* Records that describe figures
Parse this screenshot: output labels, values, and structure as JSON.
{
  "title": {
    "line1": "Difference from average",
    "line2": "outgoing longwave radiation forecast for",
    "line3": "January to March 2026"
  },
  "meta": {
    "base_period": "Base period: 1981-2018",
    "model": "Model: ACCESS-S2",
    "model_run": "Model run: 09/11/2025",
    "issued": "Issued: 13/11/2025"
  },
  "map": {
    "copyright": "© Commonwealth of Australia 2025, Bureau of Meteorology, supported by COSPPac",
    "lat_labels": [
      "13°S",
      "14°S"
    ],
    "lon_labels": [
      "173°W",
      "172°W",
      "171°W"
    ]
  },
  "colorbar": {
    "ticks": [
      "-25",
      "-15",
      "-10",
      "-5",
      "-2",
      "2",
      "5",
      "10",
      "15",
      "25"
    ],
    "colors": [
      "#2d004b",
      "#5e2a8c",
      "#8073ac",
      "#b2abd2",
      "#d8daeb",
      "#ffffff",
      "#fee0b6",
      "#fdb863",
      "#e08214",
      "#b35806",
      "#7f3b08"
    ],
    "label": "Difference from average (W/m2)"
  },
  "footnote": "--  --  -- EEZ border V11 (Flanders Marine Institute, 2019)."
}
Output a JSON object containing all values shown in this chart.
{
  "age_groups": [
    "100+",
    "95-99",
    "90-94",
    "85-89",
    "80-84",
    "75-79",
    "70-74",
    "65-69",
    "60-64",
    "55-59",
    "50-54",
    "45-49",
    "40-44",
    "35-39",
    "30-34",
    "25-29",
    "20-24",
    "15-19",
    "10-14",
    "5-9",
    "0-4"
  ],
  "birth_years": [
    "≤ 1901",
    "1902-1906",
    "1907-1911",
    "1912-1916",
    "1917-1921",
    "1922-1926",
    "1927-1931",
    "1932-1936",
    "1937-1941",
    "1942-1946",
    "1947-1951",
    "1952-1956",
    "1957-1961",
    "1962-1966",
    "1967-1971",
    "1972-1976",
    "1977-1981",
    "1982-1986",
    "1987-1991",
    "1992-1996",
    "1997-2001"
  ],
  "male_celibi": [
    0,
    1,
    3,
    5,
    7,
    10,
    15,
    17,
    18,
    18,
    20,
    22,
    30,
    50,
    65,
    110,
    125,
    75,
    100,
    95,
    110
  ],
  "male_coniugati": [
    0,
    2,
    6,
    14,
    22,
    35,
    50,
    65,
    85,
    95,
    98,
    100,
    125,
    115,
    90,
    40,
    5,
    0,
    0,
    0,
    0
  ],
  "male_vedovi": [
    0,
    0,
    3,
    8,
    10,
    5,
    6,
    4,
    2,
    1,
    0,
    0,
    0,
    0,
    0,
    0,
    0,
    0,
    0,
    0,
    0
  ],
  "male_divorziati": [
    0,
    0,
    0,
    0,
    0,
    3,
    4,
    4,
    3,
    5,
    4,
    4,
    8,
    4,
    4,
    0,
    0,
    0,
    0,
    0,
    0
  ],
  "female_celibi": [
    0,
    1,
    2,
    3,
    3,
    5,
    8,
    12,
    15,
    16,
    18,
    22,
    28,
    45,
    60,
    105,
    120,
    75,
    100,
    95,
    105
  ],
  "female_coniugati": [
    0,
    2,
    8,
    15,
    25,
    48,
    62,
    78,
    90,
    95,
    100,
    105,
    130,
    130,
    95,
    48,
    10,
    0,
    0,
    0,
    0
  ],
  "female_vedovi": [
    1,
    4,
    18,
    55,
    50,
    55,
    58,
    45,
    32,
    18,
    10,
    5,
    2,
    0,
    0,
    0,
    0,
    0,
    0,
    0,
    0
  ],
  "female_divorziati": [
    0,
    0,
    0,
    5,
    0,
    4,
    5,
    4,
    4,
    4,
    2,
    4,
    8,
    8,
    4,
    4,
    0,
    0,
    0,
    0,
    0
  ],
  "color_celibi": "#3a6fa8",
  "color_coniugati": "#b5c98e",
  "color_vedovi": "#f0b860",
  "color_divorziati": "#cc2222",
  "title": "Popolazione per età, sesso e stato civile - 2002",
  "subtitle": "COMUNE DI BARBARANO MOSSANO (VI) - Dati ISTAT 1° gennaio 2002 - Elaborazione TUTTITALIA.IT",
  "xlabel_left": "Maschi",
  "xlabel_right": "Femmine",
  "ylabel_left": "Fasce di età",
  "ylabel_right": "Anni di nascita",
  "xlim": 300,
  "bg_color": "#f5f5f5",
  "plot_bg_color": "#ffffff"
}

* Aim
Each line of the material above needs to be quoted exactly, please.

* Written reply
Parse this screenshot: output labels, values, and structure as JSON.
{
  "title": {
    "line1": "Difference from average",
    "line2": "outgoing longwave radiation forecast for",
    "line3": "January to March 2026"
  },
  "meta": {
    "base_period": "Base period: 1981-2018",
    "model": "Model: ACCESS-S2",
    "model_run": "Model run: 09/11/2025",
    "issued": "Issued: 13/11/2025"
  },
  "map": {
    "copyright": "© Commonwealth of Australia 2025, Bureau of Meteorology, supported by COSPPac",
    "lat_labels": [
      "13°S",
      "14°S"
    ],
    "lon_labels": [
      "173°W",
      "172°W",
      "171°W"
    ]
  },
  "colorbar": {
    "ticks": [
      "-25",
      "-15",
      "-10",
      "-5",
      "-2",
      "2",
      "5",
      "10",
      "15",
      "25"
    ],
    "colors": [
      "#2d004b",
      "#5e2a8c",
      "#8073ac",
      "#b2abd2",
      "#d8daeb",
      "#ffffff",
      "#fee0b6",
      "#fdb863",
      "#e08214",
      "#b35806",
      "#7f3b08"
    ],
    "label": "Difference from average (W/m2)"
  },
  "footnote": "--  --  -- EEZ border V11 (Flanders Marine Institute, 2019)."
}
Output a JSON object containing all values shown in this chart.
{
  "age_groups": [
    "100+",
    "95-99",
    "90-94",
    "85-89",
    "80-84",
    "75-79",
    "70-74",
    "65-69",
    "60-64",
    "55-59",
    "50-54",
    "45-49",
    "40-44",
    "35-39",
    "30-34",
    "25-29",
    "20-24",
    "15-19",
    "10-14",
    "5-9",
    "0-4"
  ],
  "birth_years": [
    "≤ 1901",
    "1902-1906",
    "1907-1911",
    "1912-1916",
    "1917-1921",
    "1922-1926",
    "1927-1931",
    "1932-1936",
    "1937-1941",
    "1942-1946",
    "1947-1951",
    "1952-1956",
    "1957-1961",
    "1962-1966",
    "1967-1971",
    "1972-1976",
    "1977-1981",
    "1982-1986",
    "1987-1991",
    "1992-1996",
    "1997-2001"
  ],
  "male_celibi": [
    0,
    1,
    3,
    5,
    7,
    10,
    15,
    17,
    18,
    18,
    20,
    22,
    30,
    50,
    65,
    110,
    125,
    75,
    100,
    95,
    110
  ],
  "male_coniugati": [
    0,
    2,
    6,
    14,
    22,
    35,
    50,
    65,
    85,
    95,
    98,
    100,
    125,
    115,
    90,
    40,
    5,
    0,
    0,
    0,
    0
  ],
  "male_vedovi": [
    0,
    0,
    3,
    8,
    10,
    5,
    6,
    4,
    2,
    1,
    0,
    0,
    0,
    0,
    0,
    0,
    0,
    0,
    0,
    0,
    0
  ],
  "male_divorziati": [
    0,
    0,
    0,
    0,
    0,
    3,
    4,
    4,
    3,
    5,
    4,
    4,
    8,
    4,
    4,
    0,
    0,
    0,
    0,
    0,
    0
  ],
  "female_celibi": [
    0,
    1,
    2,
    3,
    3,
    5,
    8,
    12,
    15,
    16,
    18,
    22,
    28,
    45,
    60,
    105,
    120,
    75,
    100,
    95,
    105
  ],
  "female_coniugati": [
    0,
    2,
    8,
    15,
    25,
    48,
    62,
    78,
    90,
    95,
    100,
    105,
    130,
    130,
    95,
    48,
    10,
    0,
    0,
    0,
    0
  ],
  "female_vedovi": [
    1,
    4,
    18,
    55,
    50,
    55,
    58,
    45,
    32,
    18,
    10,
    5,
    2,
    0,
    0,
    0,
    0,
    0,
    0,
    0,
    0
  ],
  "female_divorziati": [
    0,
    0,
    0,
    5,
    0,
    4,
    5,
    4,
    4,
    4,
    2,
    4,
    8,
    8,
    4,
    4,
    0,
    0,
    0,
    0,
    0
  ],
  "color_celibi": "#3a6fa8",
  "color_coniugati": "#b5c98e",
  "color_vedovi": "#f0b860",
  "color_divorziati": "#cc2222",
  "title": "Popolazione per età, sesso e stato civile - 2002",
  "subtitle": "COMUNE DI BARBARANO MOSSANO (VI) - Dati ISTAT 1° gennaio 2002 - Elaborazione TUTTITALIA.IT",
  "xlabel_left": "Maschi",
  "xlabel_right": "Femmine",
  "ylabel_left": "Fasce di età",
  "ylabel_right": "Anni di nascita",
  "xlim": 300,
  "bg_color": "#f5f5f5",
  "plot_bg_color": "#ffffff"
}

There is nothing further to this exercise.